• _PROBLEM_
Copy all the entries below exactly, but not the pictures.
-- START OF MATERIALS PROVIDED --
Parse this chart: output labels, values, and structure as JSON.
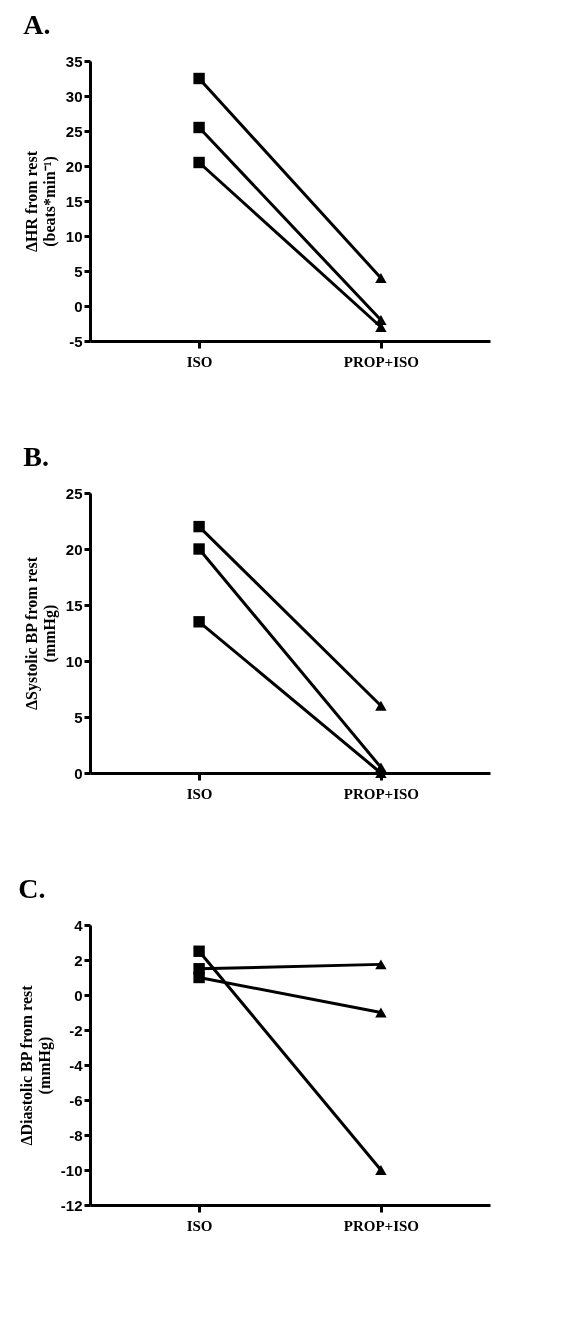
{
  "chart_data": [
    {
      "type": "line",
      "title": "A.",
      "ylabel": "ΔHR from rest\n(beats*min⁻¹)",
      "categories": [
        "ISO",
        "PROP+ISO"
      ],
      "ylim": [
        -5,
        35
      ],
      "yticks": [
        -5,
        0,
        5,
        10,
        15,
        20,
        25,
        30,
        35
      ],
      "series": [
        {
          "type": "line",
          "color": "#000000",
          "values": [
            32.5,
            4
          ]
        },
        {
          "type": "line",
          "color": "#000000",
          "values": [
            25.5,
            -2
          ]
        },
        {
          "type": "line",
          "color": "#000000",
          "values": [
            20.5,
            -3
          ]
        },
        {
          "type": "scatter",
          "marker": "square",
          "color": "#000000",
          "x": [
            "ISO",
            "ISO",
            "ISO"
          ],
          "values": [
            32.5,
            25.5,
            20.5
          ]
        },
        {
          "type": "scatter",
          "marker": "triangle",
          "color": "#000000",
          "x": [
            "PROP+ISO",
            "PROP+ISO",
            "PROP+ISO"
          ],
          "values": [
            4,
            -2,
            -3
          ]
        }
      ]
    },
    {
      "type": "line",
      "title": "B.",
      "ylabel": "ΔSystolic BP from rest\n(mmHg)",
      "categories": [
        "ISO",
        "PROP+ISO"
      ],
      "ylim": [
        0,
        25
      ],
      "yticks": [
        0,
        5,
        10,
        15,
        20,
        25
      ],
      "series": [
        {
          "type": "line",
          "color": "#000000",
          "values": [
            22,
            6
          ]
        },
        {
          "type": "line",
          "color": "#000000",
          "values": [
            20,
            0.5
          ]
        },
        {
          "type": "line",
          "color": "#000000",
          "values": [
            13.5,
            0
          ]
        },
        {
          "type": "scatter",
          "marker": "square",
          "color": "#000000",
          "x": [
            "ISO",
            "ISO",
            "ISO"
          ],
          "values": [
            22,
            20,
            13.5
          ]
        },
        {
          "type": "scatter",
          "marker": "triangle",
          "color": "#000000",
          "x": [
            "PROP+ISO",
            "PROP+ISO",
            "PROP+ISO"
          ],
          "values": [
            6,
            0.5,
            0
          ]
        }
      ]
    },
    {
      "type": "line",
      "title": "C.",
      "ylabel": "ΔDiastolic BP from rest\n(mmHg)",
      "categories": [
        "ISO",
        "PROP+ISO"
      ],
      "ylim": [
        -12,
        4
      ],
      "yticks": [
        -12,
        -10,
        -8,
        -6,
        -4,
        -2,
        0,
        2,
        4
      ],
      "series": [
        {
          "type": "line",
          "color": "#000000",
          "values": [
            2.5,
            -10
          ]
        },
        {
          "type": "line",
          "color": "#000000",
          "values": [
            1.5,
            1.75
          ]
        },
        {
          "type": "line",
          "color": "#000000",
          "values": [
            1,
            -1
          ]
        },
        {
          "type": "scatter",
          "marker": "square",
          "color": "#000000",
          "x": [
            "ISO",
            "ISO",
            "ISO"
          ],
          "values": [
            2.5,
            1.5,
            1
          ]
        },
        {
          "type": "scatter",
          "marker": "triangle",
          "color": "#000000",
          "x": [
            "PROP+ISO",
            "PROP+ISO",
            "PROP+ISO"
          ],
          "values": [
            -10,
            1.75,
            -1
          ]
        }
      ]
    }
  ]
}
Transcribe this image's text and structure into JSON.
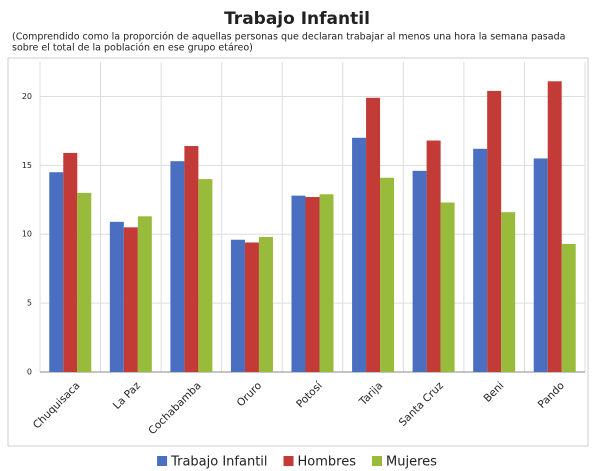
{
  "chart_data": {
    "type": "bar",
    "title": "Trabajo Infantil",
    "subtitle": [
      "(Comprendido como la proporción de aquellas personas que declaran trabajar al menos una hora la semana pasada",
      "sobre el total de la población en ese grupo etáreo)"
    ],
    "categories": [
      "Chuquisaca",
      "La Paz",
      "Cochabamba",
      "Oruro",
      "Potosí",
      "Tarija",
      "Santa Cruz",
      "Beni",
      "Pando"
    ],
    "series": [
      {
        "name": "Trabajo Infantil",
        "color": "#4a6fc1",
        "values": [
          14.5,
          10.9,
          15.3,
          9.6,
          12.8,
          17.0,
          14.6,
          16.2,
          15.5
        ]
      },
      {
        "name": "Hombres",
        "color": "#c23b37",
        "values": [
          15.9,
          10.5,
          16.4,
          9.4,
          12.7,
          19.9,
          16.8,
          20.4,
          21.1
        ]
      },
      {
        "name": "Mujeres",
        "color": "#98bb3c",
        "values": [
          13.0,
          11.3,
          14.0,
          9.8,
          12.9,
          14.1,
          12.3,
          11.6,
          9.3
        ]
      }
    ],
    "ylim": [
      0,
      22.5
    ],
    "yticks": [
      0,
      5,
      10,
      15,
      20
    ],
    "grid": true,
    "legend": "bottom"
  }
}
-- END OF MATERIALS PROVIDED --
• _RESPONSE TO THIS TASK_
Parse this chart: output labels, values, and structure as JSON.
{
  "chart_data": [
    {
      "type": "line",
      "title": "A.",
      "ylabel": "ΔHR from rest\n(beats*min⁻¹)",
      "categories": [
        "ISO",
        "PROP+ISO"
      ],
      "ylim": [
        -5,
        35
      ],
      "yticks": [
        -5,
        0,
        5,
        10,
        15,
        20,
        25,
        30,
        35
      ],
      "series": [
        {
          "type": "line",
          "color": "#000000",
          "values": [
            32.5,
            4
          ]
        },
        {
          "type": "line",
          "color": "#000000",
          "values": [
            25.5,
            -2
          ]
        },
        {
          "type": "line",
          "color": "#000000",
          "values": [
            20.5,
            -3
          ]
        },
        {
          "type": "scatter",
          "marker": "square",
          "color": "#000000",
          "x": [
            "ISO",
            "ISO",
            "ISO"
          ],
          "values": [
            32.5,
            25.5,
            20.5
          ]
        },
        {
          "type": "scatter",
          "marker": "triangle",
          "color": "#000000",
          "x": [
            "PROP+ISO",
            "PROP+ISO",
            "PROP+ISO"
          ],
          "values": [
            4,
            -2,
            -3
          ]
        }
      ]
    },
    {
      "type": "line",
      "title": "B.",
      "ylabel": "ΔSystolic BP from rest\n(mmHg)",
      "categories": [
        "ISO",
        "PROP+ISO"
      ],
      "ylim": [
        0,
        25
      ],
      "yticks": [
        0,
        5,
        10,
        15,
        20,
        25
      ],
      "series": [
        {
          "type": "line",
          "color": "#000000",
          "values": [
            22,
            6
          ]
        },
        {
          "type": "line",
          "color": "#000000",
          "values": [
            20,
            0.5
          ]
        },
        {
          "type": "line",
          "color": "#000000",
          "values": [
            13.5,
            0
          ]
        },
        {
          "type": "scatter",
          "marker": "square",
          "color": "#000000",
          "x": [
            "ISO",
            "ISO",
            "ISO"
          ],
          "values": [
            22,
            20,
            13.5
          ]
        },
        {
          "type": "scatter",
          "marker": "triangle",
          "color": "#000000",
          "x": [
            "PROP+ISO",
            "PROP+ISO",
            "PROP+ISO"
          ],
          "values": [
            6,
            0.5,
            0
          ]
        }
      ]
    },
    {
      "type": "line",
      "title": "C.",
      "ylabel": "ΔDiastolic BP from rest\n(mmHg)",
      "categories": [
        "ISO",
        "PROP+ISO"
      ],
      "ylim": [
        -12,
        4
      ],
      "yticks": [
        -12,
        -10,
        -8,
        -6,
        -4,
        -2,
        0,
        2,
        4
      ],
      "series": [
        {
          "type": "line",
          "color": "#000000",
          "values": [
            2.5,
            -10
          ]
        },
        {
          "type": "line",
          "color": "#000000",
          "values": [
            1.5,
            1.75
          ]
        },
        {
          "type": "line",
          "color": "#000000",
          "values": [
            1,
            -1
          ]
        },
        {
          "type": "scatter",
          "marker": "square",
          "color": "#000000",
          "x": [
            "ISO",
            "ISO",
            "ISO"
          ],
          "values": [
            2.5,
            1.5,
            1
          ]
        },
        {
          "type": "scatter",
          "marker": "triangle",
          "color": "#000000",
          "x": [
            "PROP+ISO",
            "PROP+ISO",
            "PROP+ISO"
          ],
          "values": [
            -10,
            1.75,
            -1
          ]
        }
      ]
    }
  ]
}
Transcribe this image's text and structure into JSON.
{
  "chart_data": {
    "type": "bar",
    "title": "Trabajo Infantil",
    "subtitle": [
      "(Comprendido como la proporción de aquellas personas que declaran trabajar al menos una hora la semana pasada",
      "sobre el total de la población en ese grupo etáreo)"
    ],
    "categories": [
      "Chuquisaca",
      "La Paz",
      "Cochabamba",
      "Oruro",
      "Potosí",
      "Tarija",
      "Santa Cruz",
      "Beni",
      "Pando"
    ],
    "series": [
      {
        "name": "Trabajo Infantil",
        "color": "#4a6fc1",
        "values": [
          14.5,
          10.9,
          15.3,
          9.6,
          12.8,
          17.0,
          14.6,
          16.2,
          15.5
        ]
      },
      {
        "name": "Hombres",
        "color": "#c23b37",
        "values": [
          15.9,
          10.5,
          16.4,
          9.4,
          12.7,
          19.9,
          16.8,
          20.4,
          21.1
        ]
      },
      {
        "name": "Mujeres",
        "color": "#98bb3c",
        "values": [
          13.0,
          11.3,
          14.0,
          9.8,
          12.9,
          14.1,
          12.3,
          11.6,
          9.3
        ]
      }
    ],
    "ylim": [
      0,
      22.5
    ],
    "yticks": [
      0,
      5,
      10,
      15,
      20
    ],
    "grid": true,
    "legend": "bottom"
  }
}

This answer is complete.